Problem description: Find how many lines contain "包括康复治疗师" and state only that number.

:: Data for processing ::

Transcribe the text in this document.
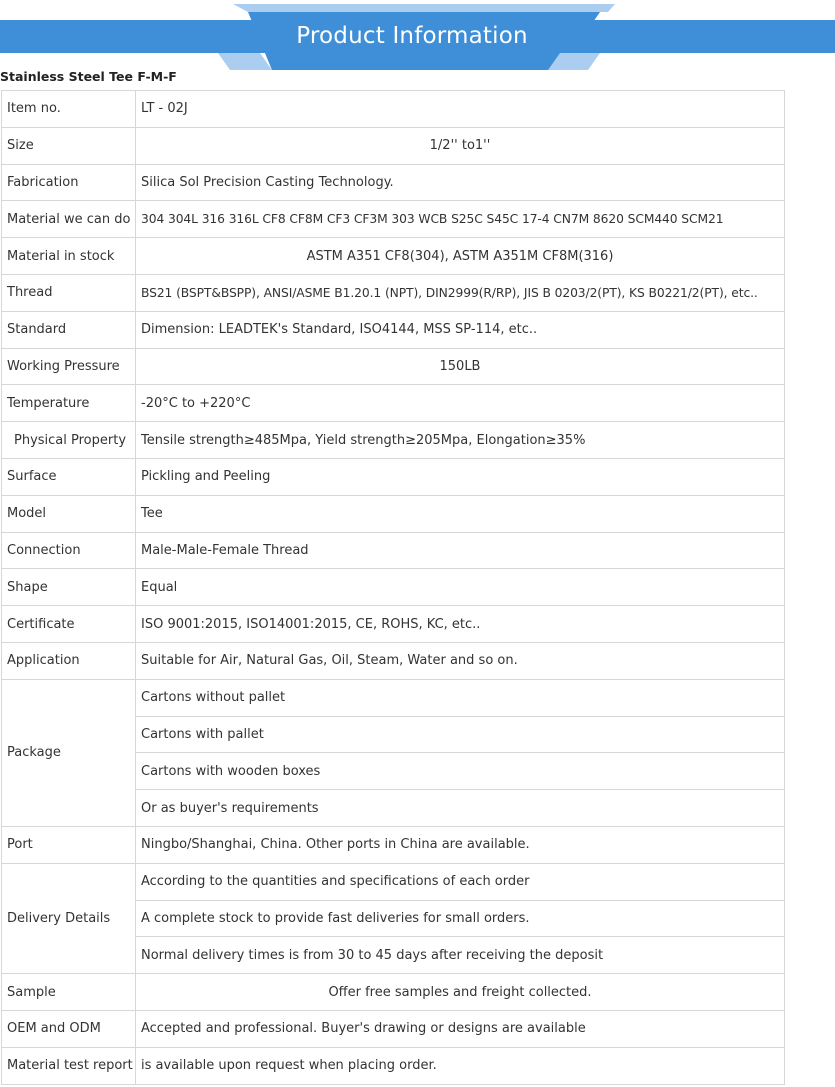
Product Information
Stainless Steel Tee F-M-F
Item no.	LT - 02J
Size	1/2'' to1''
Fabrication	Silica Sol Precision Casting Technology.
Material we can do	304 304L 316 316L CF8 CF8M CF3 CF3M 303 WCB S25C S45C 17-4 CN7M 8620 SCM440 SCM21
Material in stock	ASTM A351 CF8(304), ASTM A351M CF8M(316)
Thread	BS21 (BSPT&BSPP), ANSI/ASME B1.20.1 (NPT), DIN2999(R/RP), JIS B 0203/2(PT), KS B0221/2(PT), etc..
Standard	Dimension: LEADTEK's Standard, ISO4144, MSS SP-114, etc..
Working Pressure	150LB
Temperature	-20°C to +220°C
Physical Property	Tensile strength≥485Mpa, Yield strength≥205Mpa, Elongation≥35%
Surface	Pickling and Peeling
Model	Tee
Connection	Male-Male-Female Thread
Shape	Equal
Certificate	ISO 9001:2015, ISO14001:2015, CE, ROHS, KC, etc..
Application	Suitable for Air, Natural Gas, Oil, Steam, Water and so on.
Package	Cartons without pallet
	Cartons with pallet
	Cartons with wooden boxes
	Or as buyer's requirements
Port	Ningbo/Shanghai, China. Other ports in China are available.
Delivery Details	According to the quantities and specifications of each order
	A complete stock to provide fast deliveries for small orders.
	Normal delivery times is from 30 to 45 days after receiving the deposit
Sample	Offer free samples and freight collected.
OEM and ODM	Accepted and professional. Buyer's drawing or designs are available
Material test report	is available upon request when placing order.
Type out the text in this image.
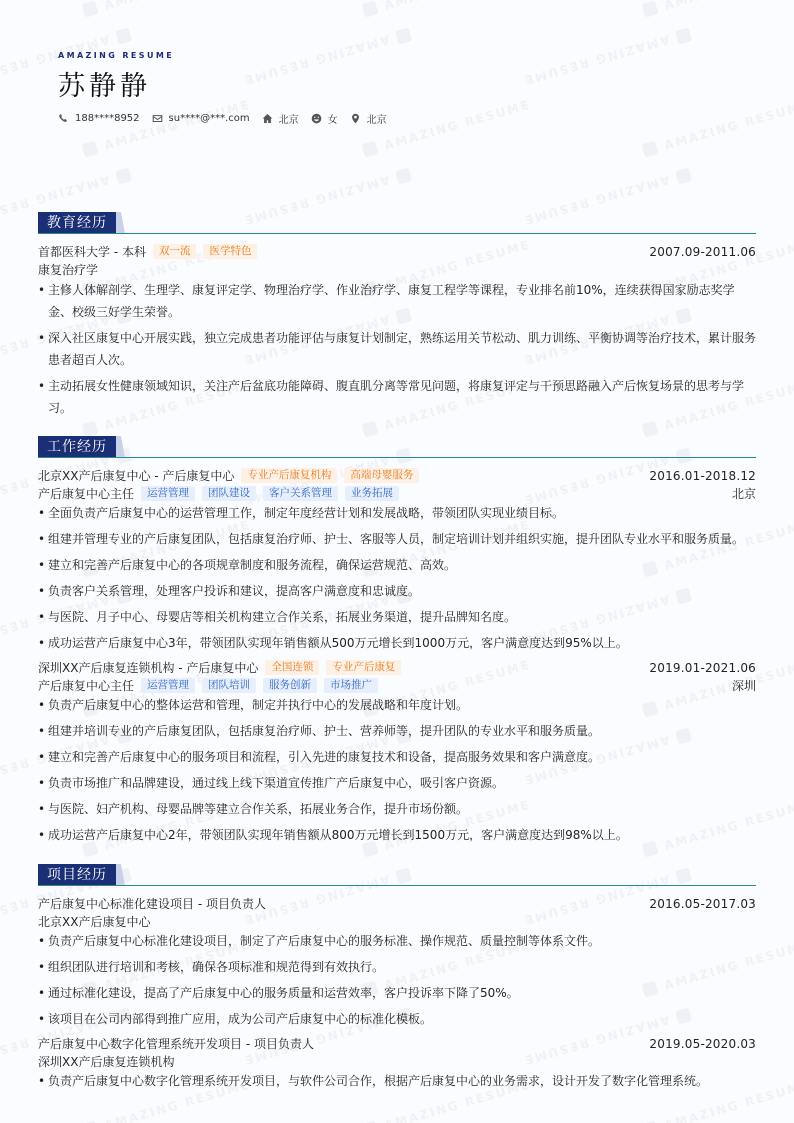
AMAZING RESUME
苏静静
188****8952	su****@***.com	北京	女	北京
教育经历
首都医科大学 - 本科	双一流	医学特色	2007.09-2011.06
康复治疗学
• 主修人体解剖学、生理学、康复评定学、物理治疗学、作业治疗学、康复工程学等课程，专业排名前10%，连续获得国家励志奖学金、校级三好学生荣誉。
• 深入社区康复中心开展实践，独立完成患者功能评估与康复计划制定，熟练运用关节松动、肌力训练、平衡协调等治疗技术，累计服务患者超百人次。
• 主动拓展女性健康领域知识，关注产后盆底功能障碍、腹直肌分离等常见问题，将康复评定与干预思路融入产后恢复场景的思考与学习。
工作经历
北京XX产后康复中心 - 产后康复中心	专业产后康复机构	高端母婴服务	2016.01-2018.12
产后康复中心主任	运营管理	团队建设	客户关系管理	业务拓展	北京
• 全面负责产后康复中心的运营管理工作，制定年度经营计划和发展战略，带领团队实现业绩目标。
• 组建并管理专业的产后康复团队，包括康复治疗师、护士、客服等人员，制定培训计划并组织实施，提升团队专业水平和服务质量。
• 建立和完善产后康复中心的各项规章制度和服务流程，确保运营规范、高效。
• 负责客户关系管理，处理客户投诉和建议，提高客户满意度和忠诚度。
• 与医院、月子中心、母婴店等相关机构建立合作关系，拓展业务渠道，提升品牌知名度。
• 成功运营产后康复中心3年，带领团队实现年销售额从500万元增长到1000万元，客户满意度达到95%以上。
深圳XX产后康复连锁机构 - 产后康复中心	全国连锁	专业产后康复	2019.01-2021.06
产后康复中心主任	运营管理	团队培训	服务创新	市场推广	深圳
• 负责产后康复中心的整体运营和管理，制定并执行中心的发展战略和年度计划。
• 组建并培训专业的产后康复团队，包括康复治疗师、护士、营养师等，提升团队的专业水平和服务质量。
• 建立和完善产后康复中心的服务项目和流程，引入先进的康复技术和设备，提高服务效果和客户满意度。
• 负责市场推广和品牌建设，通过线上线下渠道宣传推广产后康复中心，吸引客户资源。
• 与医院、妇产机构、母婴品牌等建立合作关系，拓展业务合作，提升市场份额。
• 成功运营产后康复中心2年，带领团队实现年销售额从800万元增长到1500万元，客户满意度达到98%以上。
项目经历
产后康复中心标准化建设项目 - 项目负责人	2016.05-2017.03
北京XX产后康复中心
• 负责产后康复中心标准化建设项目，制定了产后康复中心的服务标准、操作规范、质量控制等体系文件。
• 组织团队进行培训和考核，确保各项标准和规范得到有效执行。
• 通过标准化建设，提高了产后康复中心的服务质量和运营效率，客户投诉率下降了50%。
• 该项目在公司内部得到推广应用，成为公司产后康复中心的标准化模板。
产后康复中心数字化管理系统开发项目 - 项目负责人	2019.05-2020.03
深圳XX产后康复连锁机构
• 负责产后康复中心数字化管理系统开发项目，与软件公司合作，根据产后康复中心的业务需求，设计开发了数字化管理系统。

:::

Result for this exercise: 2